*** ENTRIES SHOWN ***
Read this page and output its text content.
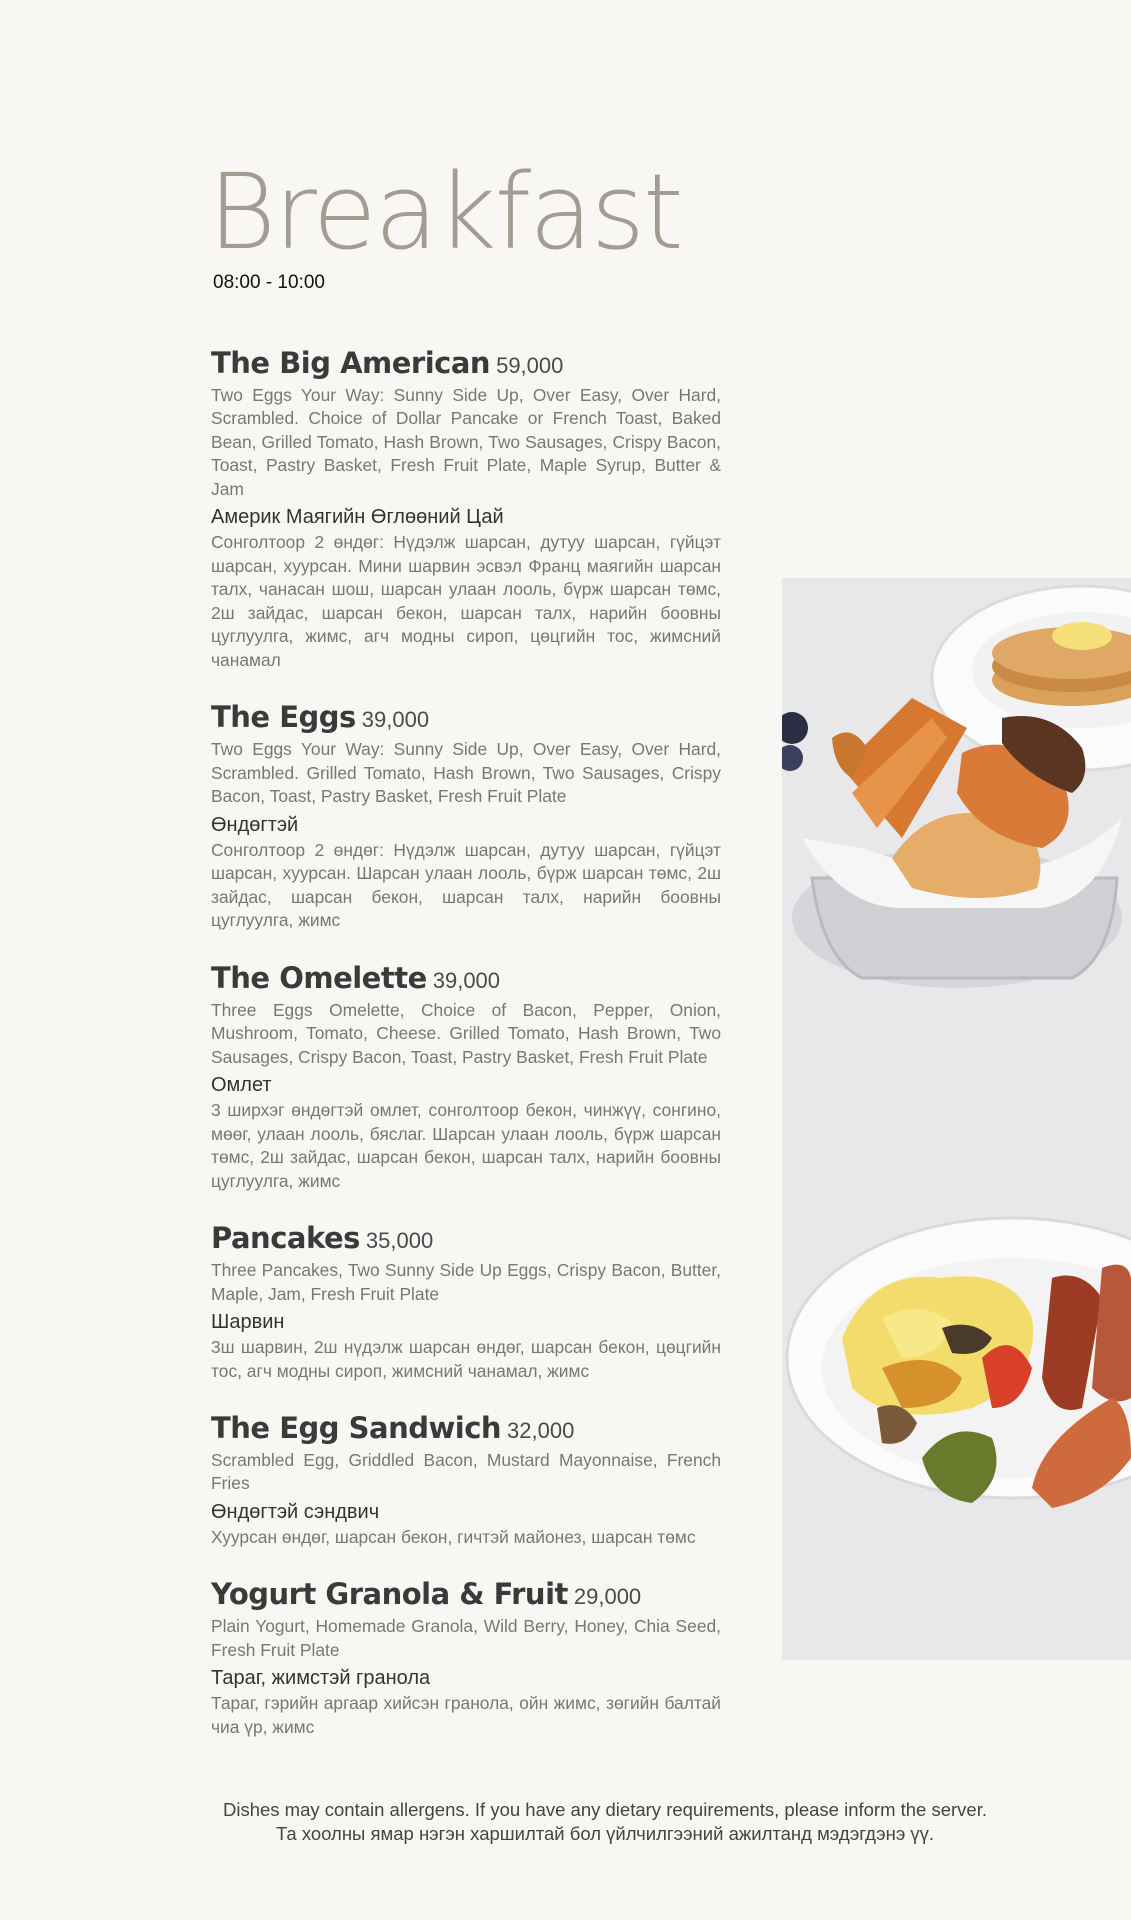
Breakfast
08:00 - 10:00
The Big American 59,000
Two Eggs Your Way: Sunny Side Up, Over Easy, Over Hard, Scrambled. Choice of Dollar Pancake or French Toast, Baked Bean, Grilled Tomato, Hash Brown, Two Sausages, Crispy Bacon, Toast, Pastry Basket, Fresh Fruit Plate, Maple Syrup, Butter & Jam
Америк Маягийн Өглөөний Цай
Сонголтоор 2 өндөг: Нүдэлж шарсан, дутуу шарсан, гүйцэт шарсан, хуурсан. Мини шарвин эсвэл Франц маягийн шарсан талх, чанасан шош, шарсан улаан лооль, бүрж шарсан төмс, 2ш зайдас, шарсан бекон, шарсан талх, нарийн боовны цуглуулга, жимс, агч модны сироп, цөцгийн тос, жимсний чанамал
The Eggs 39,000
Two Eggs Your Way: Sunny Side Up, Over Easy, Over Hard, Scrambled. Grilled Tomato, Hash Brown, Two Sausages, Crispy Bacon, Toast, Pastry Basket, Fresh Fruit Plate
Өндөгтэй
Сонголтоор 2 өндөг: Нүдэлж шарсан, дутуу шарсан, гүйцэт шарсан, хуурсан. Шарсан улаан лооль, бүрж шарсан төмс, 2ш зайдас, шарсан бекон, шарсан талх, нарийн боовны цуглуулга, жимс
The Omelette 39,000
Three Eggs Omelette, Choice of Bacon, Pepper, Onion, Mushroom, Tomato, Cheese. Grilled Tomato, Hash Brown, Two Sausages, Crispy Bacon, Toast, Pastry Basket, Fresh Fruit Plate
Омлет
3 ширхэг өндөгтэй омлет, сонголтоор бекон, чинжүү, сонгино, мөөг, улаан лооль, бяслаг. Шарсан улаан лооль, бүрж шарсан төмс, 2ш зайдас, шарсан бекон, шарсан талх, нарийн боовны цуглуулга, жимс
Pancakes 35,000
Three Pancakes, Two Sunny Side Up Eggs, Crispy Bacon, Butter, Maple, Jam, Fresh Fruit Plate
Шарвин
3ш шарвин, 2ш нүдэлж шарсан өндөг, шарсан бекон, цөцгийн тос, агч модны сироп, жимсний чанамал, жимс
The Egg Sandwich 32,000
Scrambled Egg, Griddled Bacon, Mustard Mayonnaise, French Fries
Өндөгтэй сэндвич
Хуурсан өндөг, шарсан бекон, гичтэй майонез, шарсан төмс
Yogurt Granola & Fruit 29,000
Plain Yogurt, Homemade Granola, Wild Berry, Honey, Chia Seed, Fresh Fruit Plate
Тараг, жимстэй гранола
Тараг, гэрийн аргаар хийсэн гранола, ойн жимс, зөгийн балтай чиа үр, жимс
Dishes may contain allergens. If you have any dietary requirements, please inform the server.
Та хоолны ямар нэгэн харшилтай бол үйлчилгээний ажилтанд мэдэгдэнэ үү.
***
• PROBLEM TO WORK ON:
Copy all lines above containing the string "Pastry".

• OUTPUT FOR THIS EXERCISE:
Two Eggs Your Way: Sunny Side Up, Over Easy, Over Hard, Scrambled. Choice of Dollar Pancake or French Toast, Baked Bean, Grilled Tomato, Hash Brown, Two Sausages, Crispy Bacon, Toast, Pastry Basket, Fresh Fruit Plate, Maple Syrup, Butter & Jam
Two Eggs Your Way: Sunny Side Up, Over Easy, Over Hard, Scrambled. Grilled Tomato, Hash Brown, Two Sausages, Crispy Bacon, Toast, Pastry Basket, Fresh Fruit Plate
Three Eggs Omelette, Choice of Bacon, Pepper, Onion, Mushroom, Tomato, Cheese. Grilled Tomato, Hash Brown, Two Sausages, Crispy Bacon, Toast, Pastry Basket, Fresh Fruit Plate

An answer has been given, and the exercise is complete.